Instructions for the task. Make an exact copy of the lines, leaving the pictures out.

»»

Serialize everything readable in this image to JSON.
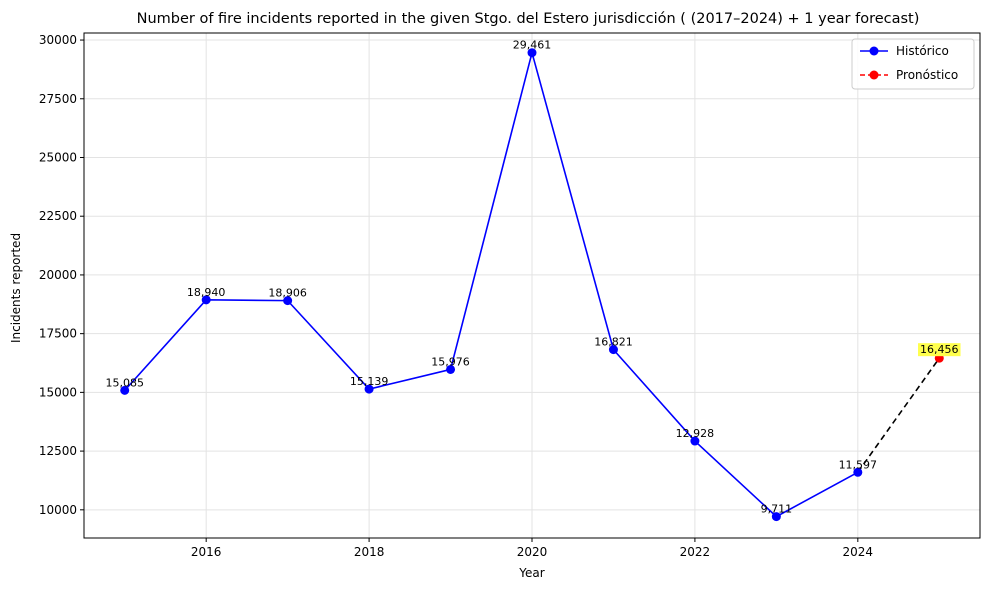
{
  "chart_data": {
    "type": "line",
    "title": "Number of fire incidents reported in the given Stgo. del Estero jurisdicción  ( (2017–2024)  + 1 year forecast)",
    "xlabel": "Year",
    "ylabel": "Incidents reported",
    "xlim": [
      2014.5,
      2025.5
    ],
    "ylim": [
      8800,
      30300
    ],
    "xticks": [
      2016,
      2018,
      2020,
      2022,
      2024
    ],
    "yticks": [
      10000,
      12500,
      15000,
      17500,
      20000,
      22500,
      25000,
      27500,
      30000
    ],
    "grid": true,
    "legend_position": "top-right",
    "series": [
      {
        "name": "Histórico",
        "color": "#0000ff",
        "line_style": "solid",
        "x": [
          2015,
          2016,
          2017,
          2018,
          2019,
          2020,
          2021,
          2022,
          2023,
          2024
        ],
        "y": [
          15085,
          18940,
          18906,
          15139,
          15976,
          29461,
          16821,
          12928,
          9711,
          11597
        ],
        "labels": [
          "15,085",
          "18,940",
          "18,906",
          "15,139",
          "15,976",
          "29,461",
          "16,821",
          "12,928",
          "9,711",
          "11,597"
        ]
      },
      {
        "name": "Pronóstico",
        "color": "#ff0000",
        "line_style": "dashed",
        "x": [
          2025
        ],
        "y": [
          16456
        ],
        "labels": [
          "16,456"
        ]
      }
    ],
    "forecast_connector": {
      "color": "#000000",
      "line_style": "dashed",
      "from": [
        2024,
        11597
      ],
      "to": [
        2025,
        16456
      ]
    },
    "highlight_color": "#ffff4d"
  }
}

««

Answer.
Serialize everything readable in this image to JSON.
{
  "chart_data": {
    "type": "line",
    "title": "Number of fire incidents reported in the given Stgo. del Estero jurisdicción  ( (2017–2024)  + 1 year forecast)",
    "xlabel": "Year",
    "ylabel": "Incidents reported",
    "xlim": [
      2014.5,
      2025.5
    ],
    "ylim": [
      8800,
      30300
    ],
    "xticks": [
      2016,
      2018,
      2020,
      2022,
      2024
    ],
    "yticks": [
      10000,
      12500,
      15000,
      17500,
      20000,
      22500,
      25000,
      27500,
      30000
    ],
    "grid": true,
    "legend_position": "top-right",
    "series": [
      {
        "name": "Histórico",
        "color": "#0000ff",
        "line_style": "solid",
        "x": [
          2015,
          2016,
          2017,
          2018,
          2019,
          2020,
          2021,
          2022,
          2023,
          2024
        ],
        "y": [
          15085,
          18940,
          18906,
          15139,
          15976,
          29461,
          16821,
          12928,
          9711,
          11597
        ],
        "labels": [
          "15,085",
          "18,940",
          "18,906",
          "15,139",
          "15,976",
          "29,461",
          "16,821",
          "12,928",
          "9,711",
          "11,597"
        ]
      },
      {
        "name": "Pronóstico",
        "color": "#ff0000",
        "line_style": "dashed",
        "x": [
          2025
        ],
        "y": [
          16456
        ],
        "labels": [
          "16,456"
        ]
      }
    ],
    "forecast_connector": {
      "color": "#000000",
      "line_style": "dashed",
      "from": [
        2024,
        11597
      ],
      "to": [
        2025,
        16456
      ]
    },
    "highlight_color": "#ffff4d"
  }
}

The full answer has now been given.